→ **Task prompt**: Your answer should be a single number: the count of lines containing "Intensity".

--- BEGIN The data ---

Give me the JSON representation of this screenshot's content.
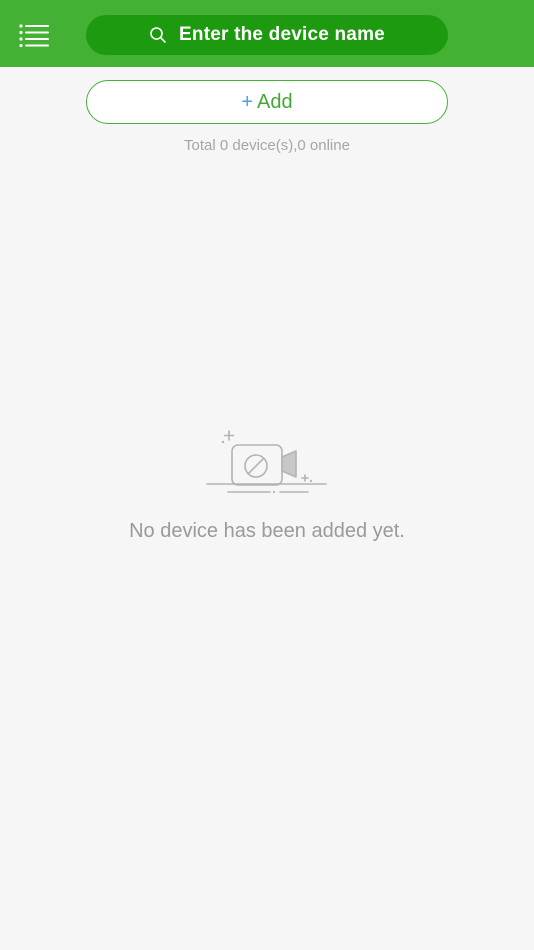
{
  "header": {
    "menu_icon": "hamburger-menu-icon",
    "search": {
      "icon": "search-icon",
      "placeholder": "Enter the device name"
    }
  },
  "add_button": {
    "plus": "+",
    "label": "Add"
  },
  "summary": {
    "text": "Total 0 device(s),0 online"
  },
  "empty_state": {
    "icon": "camera-disabled-icon",
    "message": "No device has been added yet."
  },
  "colors": {
    "header_bg": "#43b133",
    "search_bg": "#1e9a10",
    "accent_green": "#43b133",
    "plus_blue": "#4aa1e0",
    "background": "#f6f6f6",
    "muted_text": "#a6a6a6"
  }
}
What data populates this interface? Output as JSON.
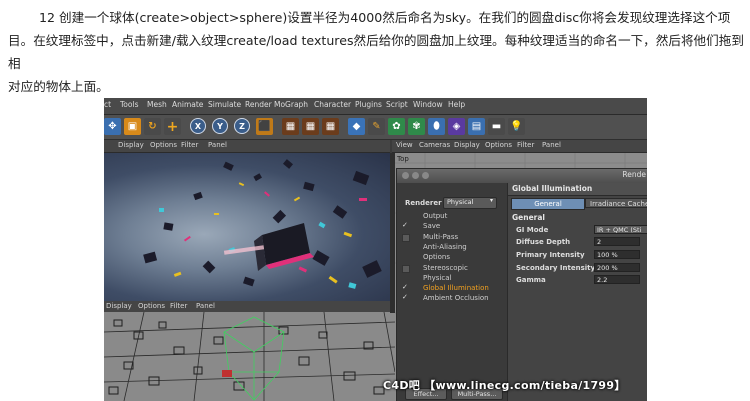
{
  "article": {
    "line1": "12 创建一个球体(create>object>sphere)设置半径为4000然后命名为sky。在我们的圆盘disc你将会发现纹理选择这个项",
    "line2": "目。在纹理标签中，点击新建/载入纹理create/load textures然后给你的圆盘加上纹理。每种纹理适当的命名一下，然后将他们拖到相",
    "line3": "对应的物体上面。"
  },
  "menu": [
    "ct",
    "Tools",
    "Mesh",
    "Animate",
    "Simulate",
    "Render",
    "MoGraph",
    "Character",
    "Plugins",
    "Script",
    "Window",
    "Help"
  ],
  "toolbar": {
    "axis_x": "X",
    "axis_y": "Y",
    "axis_z": "Z"
  },
  "top_viewport_bar": [
    "Display",
    "Options",
    "Filter",
    "Panel"
  ],
  "right_viewport_bar": [
    "View",
    "Cameras",
    "Display",
    "Options",
    "Filter",
    "Panel"
  ],
  "right_viewport_label": "Top",
  "bottom_viewport_bar": [
    "Display",
    "Options",
    "Filter",
    "Panel"
  ],
  "dialog": {
    "title": "Rende",
    "renderer_label": "Renderer",
    "renderer_value": "Physical",
    "settings": [
      {
        "label": "Output",
        "state": "none"
      },
      {
        "label": "Save",
        "state": "check"
      },
      {
        "label": "Multi-Pass",
        "state": "box"
      },
      {
        "label": "Anti-Aliasing",
        "state": "none"
      },
      {
        "label": "Options",
        "state": "none"
      },
      {
        "label": "Stereoscopic",
        "state": "box"
      },
      {
        "label": "Physical",
        "state": "none"
      },
      {
        "label": "Global Illumination",
        "state": "check",
        "active": true
      },
      {
        "label": "Ambient Occlusion",
        "state": "check"
      }
    ],
    "panel_title": "Global Illumination",
    "tab_general": "General",
    "tab_irradiance": "Irradiance Cache",
    "section": "General",
    "gi_mode_label": "GI Mode",
    "gi_mode_value": "IR + QMC (Sti",
    "params": [
      {
        "label": "Diffuse Depth",
        "value": "2"
      },
      {
        "label": "Primary Intensity",
        "value": "100 %"
      },
      {
        "label": "Secondary Intensity",
        "value": "200 %"
      },
      {
        "label": "Gamma",
        "value": "2.2"
      }
    ],
    "effect_button": "Effect...",
    "multipass_button": "Multi-Pass..."
  },
  "watermark": "C4D吧 【www.linecg.com/tieba/1799】",
  "colors": {
    "accent": "#f0a020",
    "tab_active": "#6e8fb5"
  }
}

--- END The data ---

→ **Answer to this task**: 2